### SET TASK
Find and return each line containing "yilda".

### DATA EXCERPTS
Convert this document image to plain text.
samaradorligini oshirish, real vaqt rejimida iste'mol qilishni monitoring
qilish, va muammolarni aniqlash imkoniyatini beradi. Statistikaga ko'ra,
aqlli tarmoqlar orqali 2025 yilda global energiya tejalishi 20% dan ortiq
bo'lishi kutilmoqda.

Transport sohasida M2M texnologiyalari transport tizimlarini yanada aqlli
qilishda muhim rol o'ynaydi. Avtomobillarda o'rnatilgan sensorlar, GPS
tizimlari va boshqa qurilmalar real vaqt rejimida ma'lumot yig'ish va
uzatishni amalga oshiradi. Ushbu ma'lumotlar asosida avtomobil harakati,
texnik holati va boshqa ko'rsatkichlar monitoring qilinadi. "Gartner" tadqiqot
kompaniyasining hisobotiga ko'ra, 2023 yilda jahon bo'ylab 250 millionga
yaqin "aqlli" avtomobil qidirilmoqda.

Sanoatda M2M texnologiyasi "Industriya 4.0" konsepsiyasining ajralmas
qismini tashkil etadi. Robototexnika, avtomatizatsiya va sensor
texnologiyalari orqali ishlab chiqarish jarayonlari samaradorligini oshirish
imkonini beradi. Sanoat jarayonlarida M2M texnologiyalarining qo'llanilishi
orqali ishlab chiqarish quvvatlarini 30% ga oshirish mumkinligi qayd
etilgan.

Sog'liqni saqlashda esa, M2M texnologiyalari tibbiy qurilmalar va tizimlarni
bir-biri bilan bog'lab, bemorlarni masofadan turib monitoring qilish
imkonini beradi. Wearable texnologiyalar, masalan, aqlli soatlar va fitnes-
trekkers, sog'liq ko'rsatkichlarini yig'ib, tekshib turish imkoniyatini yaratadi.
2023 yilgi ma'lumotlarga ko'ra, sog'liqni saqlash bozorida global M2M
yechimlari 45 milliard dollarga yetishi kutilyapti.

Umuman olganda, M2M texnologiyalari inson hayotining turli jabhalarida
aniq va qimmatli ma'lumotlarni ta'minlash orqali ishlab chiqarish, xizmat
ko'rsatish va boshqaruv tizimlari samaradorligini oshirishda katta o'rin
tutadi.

### SOLUTION TO THE EXERCISE
aqlli tarmoqlar orqali 2025 yilda global energiya tejalishi 20% dan ortiq
kompaniyasining hisobotiga ko'ra, 2023 yilda jahon bo'ylab 250 millionga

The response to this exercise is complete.